TASK GOAL —
In the entries that follow, find each line with the word "could" and copy it.

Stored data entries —
"""

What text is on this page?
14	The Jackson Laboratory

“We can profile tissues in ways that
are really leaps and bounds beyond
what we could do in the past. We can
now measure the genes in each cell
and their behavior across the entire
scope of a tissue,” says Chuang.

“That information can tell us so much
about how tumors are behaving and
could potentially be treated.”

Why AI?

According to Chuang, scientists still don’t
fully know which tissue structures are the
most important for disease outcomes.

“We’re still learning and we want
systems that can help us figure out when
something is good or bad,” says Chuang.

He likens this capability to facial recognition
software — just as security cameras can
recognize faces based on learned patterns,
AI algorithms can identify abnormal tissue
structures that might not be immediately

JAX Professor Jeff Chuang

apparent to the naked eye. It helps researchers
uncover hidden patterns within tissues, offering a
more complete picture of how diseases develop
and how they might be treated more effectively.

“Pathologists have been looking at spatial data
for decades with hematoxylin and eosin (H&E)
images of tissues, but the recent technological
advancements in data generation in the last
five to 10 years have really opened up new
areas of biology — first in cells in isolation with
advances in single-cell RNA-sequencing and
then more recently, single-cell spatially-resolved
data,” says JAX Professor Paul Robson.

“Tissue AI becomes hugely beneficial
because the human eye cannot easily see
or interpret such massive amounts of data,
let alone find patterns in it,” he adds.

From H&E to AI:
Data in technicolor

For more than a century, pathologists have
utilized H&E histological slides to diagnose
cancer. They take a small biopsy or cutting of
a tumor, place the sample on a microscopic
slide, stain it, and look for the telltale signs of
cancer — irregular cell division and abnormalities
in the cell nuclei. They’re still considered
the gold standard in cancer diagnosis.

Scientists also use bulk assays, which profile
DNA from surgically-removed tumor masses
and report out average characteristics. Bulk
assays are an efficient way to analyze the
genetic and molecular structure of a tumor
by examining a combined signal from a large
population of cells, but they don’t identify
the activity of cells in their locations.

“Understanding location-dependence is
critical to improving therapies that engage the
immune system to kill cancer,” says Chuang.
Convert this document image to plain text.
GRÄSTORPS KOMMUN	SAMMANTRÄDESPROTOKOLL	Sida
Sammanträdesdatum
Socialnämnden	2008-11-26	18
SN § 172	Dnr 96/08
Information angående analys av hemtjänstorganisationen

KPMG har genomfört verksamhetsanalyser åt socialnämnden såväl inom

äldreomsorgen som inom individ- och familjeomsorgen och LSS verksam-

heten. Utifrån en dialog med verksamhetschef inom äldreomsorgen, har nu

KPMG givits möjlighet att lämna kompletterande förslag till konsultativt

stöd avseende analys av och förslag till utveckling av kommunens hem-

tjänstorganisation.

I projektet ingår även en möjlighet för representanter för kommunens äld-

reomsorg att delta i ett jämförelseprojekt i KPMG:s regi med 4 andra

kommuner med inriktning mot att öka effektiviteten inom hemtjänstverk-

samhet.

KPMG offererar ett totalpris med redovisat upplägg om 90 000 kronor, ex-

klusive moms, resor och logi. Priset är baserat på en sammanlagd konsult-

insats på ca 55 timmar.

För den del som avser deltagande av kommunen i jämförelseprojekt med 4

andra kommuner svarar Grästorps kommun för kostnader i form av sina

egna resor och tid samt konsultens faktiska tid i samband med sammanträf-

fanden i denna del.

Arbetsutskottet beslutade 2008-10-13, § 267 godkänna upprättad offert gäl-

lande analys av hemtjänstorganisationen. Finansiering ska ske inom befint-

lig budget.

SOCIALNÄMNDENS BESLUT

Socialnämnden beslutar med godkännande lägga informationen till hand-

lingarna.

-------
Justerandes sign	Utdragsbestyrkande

"""

EXERCISE ANSWER —
what we could do in the past. We can
could potentially be treated.”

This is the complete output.